### Request
Pick out the lines in the listing below that contain the word "open" and copy them.

-- Begin Data excerpts --

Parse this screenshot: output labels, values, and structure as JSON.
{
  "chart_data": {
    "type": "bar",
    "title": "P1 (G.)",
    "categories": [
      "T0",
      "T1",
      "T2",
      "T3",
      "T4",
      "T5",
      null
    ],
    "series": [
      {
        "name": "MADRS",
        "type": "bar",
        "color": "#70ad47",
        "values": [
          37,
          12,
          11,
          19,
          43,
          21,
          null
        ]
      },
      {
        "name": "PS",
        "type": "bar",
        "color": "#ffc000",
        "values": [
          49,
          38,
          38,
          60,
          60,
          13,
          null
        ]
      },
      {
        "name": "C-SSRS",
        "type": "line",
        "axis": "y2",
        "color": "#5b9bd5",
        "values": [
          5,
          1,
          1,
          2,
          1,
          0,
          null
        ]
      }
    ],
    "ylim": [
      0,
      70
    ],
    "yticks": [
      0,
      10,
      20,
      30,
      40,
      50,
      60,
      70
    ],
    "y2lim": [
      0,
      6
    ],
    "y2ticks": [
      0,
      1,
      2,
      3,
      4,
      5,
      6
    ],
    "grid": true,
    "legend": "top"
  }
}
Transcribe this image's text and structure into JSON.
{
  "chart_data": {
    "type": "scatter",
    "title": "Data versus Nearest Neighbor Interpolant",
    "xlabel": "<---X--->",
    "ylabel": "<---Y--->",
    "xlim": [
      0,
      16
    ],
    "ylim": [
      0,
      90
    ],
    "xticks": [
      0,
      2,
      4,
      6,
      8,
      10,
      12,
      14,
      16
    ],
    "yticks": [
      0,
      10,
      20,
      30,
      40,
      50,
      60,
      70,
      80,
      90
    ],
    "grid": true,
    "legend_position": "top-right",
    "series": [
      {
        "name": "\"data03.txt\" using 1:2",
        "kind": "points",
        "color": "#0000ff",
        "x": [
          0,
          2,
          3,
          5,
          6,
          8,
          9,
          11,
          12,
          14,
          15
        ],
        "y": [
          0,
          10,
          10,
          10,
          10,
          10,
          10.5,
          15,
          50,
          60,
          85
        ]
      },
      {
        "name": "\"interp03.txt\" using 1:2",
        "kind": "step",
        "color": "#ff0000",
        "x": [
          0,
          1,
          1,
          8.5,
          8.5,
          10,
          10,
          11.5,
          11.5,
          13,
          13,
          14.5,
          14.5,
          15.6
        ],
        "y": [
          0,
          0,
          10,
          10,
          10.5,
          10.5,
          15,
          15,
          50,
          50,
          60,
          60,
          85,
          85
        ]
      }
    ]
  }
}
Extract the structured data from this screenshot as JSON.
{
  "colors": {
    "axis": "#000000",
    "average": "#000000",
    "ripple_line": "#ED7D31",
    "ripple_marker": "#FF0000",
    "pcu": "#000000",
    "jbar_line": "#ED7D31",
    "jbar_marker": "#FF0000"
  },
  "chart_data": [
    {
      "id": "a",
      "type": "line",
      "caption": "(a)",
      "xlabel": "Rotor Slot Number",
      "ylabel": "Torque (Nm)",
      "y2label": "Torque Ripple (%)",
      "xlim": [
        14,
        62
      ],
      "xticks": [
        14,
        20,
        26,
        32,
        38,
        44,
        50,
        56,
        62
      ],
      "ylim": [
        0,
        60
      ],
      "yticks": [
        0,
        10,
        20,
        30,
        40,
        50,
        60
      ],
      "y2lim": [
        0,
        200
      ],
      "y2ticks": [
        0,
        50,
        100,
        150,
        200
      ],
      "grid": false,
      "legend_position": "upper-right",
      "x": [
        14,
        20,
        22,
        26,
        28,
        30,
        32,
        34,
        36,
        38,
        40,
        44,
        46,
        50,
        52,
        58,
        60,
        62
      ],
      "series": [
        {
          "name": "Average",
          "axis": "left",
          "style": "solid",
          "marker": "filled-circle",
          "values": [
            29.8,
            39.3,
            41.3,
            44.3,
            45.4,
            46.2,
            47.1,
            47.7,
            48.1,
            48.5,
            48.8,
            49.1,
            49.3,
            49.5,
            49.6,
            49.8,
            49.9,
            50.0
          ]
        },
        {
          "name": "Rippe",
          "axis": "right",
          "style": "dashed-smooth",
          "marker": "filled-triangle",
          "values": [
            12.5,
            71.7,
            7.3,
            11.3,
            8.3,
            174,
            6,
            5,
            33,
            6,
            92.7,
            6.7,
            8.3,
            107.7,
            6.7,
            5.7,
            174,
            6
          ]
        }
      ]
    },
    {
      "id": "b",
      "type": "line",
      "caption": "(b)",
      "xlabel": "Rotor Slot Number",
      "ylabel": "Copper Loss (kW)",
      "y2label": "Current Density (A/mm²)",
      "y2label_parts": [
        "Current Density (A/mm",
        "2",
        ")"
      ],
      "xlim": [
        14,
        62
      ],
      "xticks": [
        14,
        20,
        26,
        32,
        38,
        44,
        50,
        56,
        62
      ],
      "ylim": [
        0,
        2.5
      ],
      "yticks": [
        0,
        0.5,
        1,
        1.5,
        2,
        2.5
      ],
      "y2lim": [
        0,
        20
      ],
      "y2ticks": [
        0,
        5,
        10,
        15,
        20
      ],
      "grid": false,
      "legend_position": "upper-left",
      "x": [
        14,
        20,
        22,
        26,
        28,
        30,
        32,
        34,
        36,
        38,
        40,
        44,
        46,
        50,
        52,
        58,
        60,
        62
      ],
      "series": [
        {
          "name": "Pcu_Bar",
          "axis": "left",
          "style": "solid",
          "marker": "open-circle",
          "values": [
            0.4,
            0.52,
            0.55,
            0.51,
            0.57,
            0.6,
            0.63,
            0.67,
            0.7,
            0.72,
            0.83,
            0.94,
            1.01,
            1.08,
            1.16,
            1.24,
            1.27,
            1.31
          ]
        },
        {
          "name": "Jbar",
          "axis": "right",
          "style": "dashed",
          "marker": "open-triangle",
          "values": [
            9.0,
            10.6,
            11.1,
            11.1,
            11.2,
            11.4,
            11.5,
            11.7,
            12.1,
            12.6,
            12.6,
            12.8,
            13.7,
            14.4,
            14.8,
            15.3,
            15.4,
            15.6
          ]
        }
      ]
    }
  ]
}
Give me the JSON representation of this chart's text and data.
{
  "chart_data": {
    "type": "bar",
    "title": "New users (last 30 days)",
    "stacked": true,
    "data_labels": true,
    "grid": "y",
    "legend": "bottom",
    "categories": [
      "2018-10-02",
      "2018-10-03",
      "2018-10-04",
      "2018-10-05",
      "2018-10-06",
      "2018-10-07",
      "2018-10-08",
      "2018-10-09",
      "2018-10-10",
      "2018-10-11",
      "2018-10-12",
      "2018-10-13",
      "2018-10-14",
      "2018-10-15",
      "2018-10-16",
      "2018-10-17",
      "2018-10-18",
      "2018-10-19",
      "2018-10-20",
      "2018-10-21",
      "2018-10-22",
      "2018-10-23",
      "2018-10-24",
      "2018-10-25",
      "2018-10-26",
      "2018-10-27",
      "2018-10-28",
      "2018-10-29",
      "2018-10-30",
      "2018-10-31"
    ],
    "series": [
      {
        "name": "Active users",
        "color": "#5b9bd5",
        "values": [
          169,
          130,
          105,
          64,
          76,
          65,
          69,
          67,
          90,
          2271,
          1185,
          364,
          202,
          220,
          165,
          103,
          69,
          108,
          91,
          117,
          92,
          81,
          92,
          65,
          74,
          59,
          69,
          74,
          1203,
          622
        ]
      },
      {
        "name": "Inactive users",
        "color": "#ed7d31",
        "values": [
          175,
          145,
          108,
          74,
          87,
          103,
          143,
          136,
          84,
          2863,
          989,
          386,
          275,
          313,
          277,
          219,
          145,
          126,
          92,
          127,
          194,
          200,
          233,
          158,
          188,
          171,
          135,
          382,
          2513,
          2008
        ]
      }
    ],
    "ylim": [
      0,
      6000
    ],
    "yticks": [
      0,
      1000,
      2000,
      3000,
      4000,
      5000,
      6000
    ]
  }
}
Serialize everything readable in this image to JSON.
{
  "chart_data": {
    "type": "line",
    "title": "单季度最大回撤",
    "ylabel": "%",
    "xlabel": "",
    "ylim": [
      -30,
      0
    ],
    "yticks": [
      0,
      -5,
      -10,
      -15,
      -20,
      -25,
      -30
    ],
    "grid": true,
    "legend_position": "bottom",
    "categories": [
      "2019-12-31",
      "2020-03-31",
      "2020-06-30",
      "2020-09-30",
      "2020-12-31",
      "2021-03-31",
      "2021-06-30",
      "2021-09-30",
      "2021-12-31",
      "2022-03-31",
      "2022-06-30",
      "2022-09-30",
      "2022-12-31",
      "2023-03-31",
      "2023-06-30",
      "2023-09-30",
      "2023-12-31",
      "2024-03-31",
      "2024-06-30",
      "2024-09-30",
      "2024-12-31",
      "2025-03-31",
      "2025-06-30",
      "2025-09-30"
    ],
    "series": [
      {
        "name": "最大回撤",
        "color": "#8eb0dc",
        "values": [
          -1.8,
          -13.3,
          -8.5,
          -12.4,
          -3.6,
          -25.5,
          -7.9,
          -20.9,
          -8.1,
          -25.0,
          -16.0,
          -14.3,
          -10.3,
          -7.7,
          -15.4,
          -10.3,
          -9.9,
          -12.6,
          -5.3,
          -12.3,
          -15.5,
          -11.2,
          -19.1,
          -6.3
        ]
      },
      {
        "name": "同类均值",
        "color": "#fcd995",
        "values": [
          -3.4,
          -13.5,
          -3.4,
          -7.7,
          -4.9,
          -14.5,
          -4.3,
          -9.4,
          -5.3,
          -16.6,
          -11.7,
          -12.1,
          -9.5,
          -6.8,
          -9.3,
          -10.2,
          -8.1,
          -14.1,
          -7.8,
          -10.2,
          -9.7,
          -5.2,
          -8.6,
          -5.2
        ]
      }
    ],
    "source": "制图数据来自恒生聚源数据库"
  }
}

-- End Data excerpts --

### Expected answer
          "marker": "open-circle",
          "marker": "open-triangle",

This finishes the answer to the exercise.